TRECHO DE ORIGEM
+ + + +

Da “Operation Soap” aos dias de hoje

Muito o que lembrar, celebrar e lutar

Pride Parade Toronto em 2015. Foto: Rafael Salsa Correa.

André Sena é doutor em História Política pela UERJ

Da série “Flashes da História Canadense

Este mês nos apresenta uma efeméride absolutamente incontornável para a comunidade 2SLGBTQIA+ no mundo inteiro. A partir de um episódio conhecido como a Revolta do Stonewall Inn, ocorrida em Nova Iorque no dia 28 de junho de 1969, o período de 30 dias do sexto mês de cada ano é atravessado por comemorações, palestras, marchas e protestos de toda sorte pela liberdade de ser quem somos e como somos.

Naturalmente o leitor deve estar estranhando a quantidade enorme de letras que compõem a sigla do primeiro parágrafo. Estamos mais habituados com expressões como Comunidade Gay ou Comunidade LGBT. Entretanto o número cada vez maior de letras adicionadas à sigla remonta a uma tradição que consiste no espírito essencial do Mês do Orgulho: a da INCLUSÃO.

+ + + +

LINHAS FORNECIDAS

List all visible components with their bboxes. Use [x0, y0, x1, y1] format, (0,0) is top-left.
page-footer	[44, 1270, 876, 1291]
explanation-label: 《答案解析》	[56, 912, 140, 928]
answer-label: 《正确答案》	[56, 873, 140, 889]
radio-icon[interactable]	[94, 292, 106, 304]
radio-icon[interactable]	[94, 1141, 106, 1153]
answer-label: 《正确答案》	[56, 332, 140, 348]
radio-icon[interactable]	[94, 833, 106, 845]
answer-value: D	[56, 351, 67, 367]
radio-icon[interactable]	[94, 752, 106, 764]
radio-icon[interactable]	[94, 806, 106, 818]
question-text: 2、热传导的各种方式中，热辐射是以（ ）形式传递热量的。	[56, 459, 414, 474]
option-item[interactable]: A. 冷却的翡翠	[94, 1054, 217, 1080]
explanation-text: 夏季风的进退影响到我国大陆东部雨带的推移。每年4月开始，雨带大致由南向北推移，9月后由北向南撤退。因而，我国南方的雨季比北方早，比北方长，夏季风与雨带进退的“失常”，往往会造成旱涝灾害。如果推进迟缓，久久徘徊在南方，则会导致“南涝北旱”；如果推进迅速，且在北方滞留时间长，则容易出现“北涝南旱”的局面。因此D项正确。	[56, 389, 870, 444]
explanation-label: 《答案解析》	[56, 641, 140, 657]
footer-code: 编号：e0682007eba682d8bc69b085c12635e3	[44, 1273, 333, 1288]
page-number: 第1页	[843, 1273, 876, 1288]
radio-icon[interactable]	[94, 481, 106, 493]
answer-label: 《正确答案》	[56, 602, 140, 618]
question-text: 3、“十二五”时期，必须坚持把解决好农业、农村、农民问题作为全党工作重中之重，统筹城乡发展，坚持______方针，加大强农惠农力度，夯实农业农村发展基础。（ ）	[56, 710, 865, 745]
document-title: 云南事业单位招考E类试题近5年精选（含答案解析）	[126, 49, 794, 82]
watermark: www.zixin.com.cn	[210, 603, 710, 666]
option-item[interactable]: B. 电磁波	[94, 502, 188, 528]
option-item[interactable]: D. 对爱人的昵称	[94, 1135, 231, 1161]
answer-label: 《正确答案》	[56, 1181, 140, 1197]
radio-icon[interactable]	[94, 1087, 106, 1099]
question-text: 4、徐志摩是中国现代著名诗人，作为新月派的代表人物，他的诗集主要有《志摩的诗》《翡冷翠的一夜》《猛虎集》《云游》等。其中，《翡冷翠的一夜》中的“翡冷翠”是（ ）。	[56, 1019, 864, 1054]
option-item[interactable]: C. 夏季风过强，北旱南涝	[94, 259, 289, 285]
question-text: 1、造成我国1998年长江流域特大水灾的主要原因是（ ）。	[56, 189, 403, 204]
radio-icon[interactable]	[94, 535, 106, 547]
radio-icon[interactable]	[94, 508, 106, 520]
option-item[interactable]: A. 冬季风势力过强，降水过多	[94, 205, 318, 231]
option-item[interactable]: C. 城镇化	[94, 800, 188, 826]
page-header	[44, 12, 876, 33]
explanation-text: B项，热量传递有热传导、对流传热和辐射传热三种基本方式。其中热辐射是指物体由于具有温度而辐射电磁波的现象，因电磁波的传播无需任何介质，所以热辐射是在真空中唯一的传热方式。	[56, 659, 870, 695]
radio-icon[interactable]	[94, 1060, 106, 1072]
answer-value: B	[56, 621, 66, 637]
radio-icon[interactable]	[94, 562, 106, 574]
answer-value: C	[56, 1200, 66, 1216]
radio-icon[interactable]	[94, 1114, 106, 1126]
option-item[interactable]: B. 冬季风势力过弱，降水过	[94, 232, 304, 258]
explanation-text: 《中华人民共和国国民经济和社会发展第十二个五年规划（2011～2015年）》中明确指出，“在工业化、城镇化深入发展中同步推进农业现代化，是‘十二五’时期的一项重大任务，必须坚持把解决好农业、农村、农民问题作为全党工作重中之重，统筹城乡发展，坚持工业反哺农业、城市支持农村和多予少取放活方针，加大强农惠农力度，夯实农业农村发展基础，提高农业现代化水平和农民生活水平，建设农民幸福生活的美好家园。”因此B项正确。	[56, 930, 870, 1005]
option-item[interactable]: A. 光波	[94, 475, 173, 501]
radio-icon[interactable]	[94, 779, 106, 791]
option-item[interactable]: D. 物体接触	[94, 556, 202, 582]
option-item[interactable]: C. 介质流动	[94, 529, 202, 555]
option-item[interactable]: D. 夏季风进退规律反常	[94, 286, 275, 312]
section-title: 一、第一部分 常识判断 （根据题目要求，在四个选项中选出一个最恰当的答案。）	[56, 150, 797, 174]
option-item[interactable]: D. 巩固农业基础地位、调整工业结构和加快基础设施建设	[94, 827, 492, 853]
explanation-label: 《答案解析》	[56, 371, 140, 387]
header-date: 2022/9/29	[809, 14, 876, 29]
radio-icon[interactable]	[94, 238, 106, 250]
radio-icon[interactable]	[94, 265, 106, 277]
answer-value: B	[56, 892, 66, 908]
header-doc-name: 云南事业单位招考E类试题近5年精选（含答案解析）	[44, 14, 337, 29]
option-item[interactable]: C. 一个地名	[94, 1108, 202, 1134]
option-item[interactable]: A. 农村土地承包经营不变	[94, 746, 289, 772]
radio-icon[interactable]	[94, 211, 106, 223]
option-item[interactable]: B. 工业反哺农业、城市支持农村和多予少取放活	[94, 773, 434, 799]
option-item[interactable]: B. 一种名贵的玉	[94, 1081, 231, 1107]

+ + + +

EXERCÍCIO PROPOSTO
Edite o texto sobre o Mês do Orgulho entre "Naturalmente o leitor" e "a da INCLUSÃO.", inclusive, substituindo "sigla" por "abreviatura".

SOLUÇÃO DO PROBLEMA
Naturalmente o leitor deve estar estranhando a quantidade enorme de letras que compõem a abreviatura do primeiro parágrafo. Estamos mais habituados com expressões como Comunidade Gay ou Comunidade LGBT. Entretanto o número cada vez maior de letras adicionadas à abreviatura remonta a uma tradição que consiste no espírito essencial do Mês do Orgulho: a da INCLUSÃO.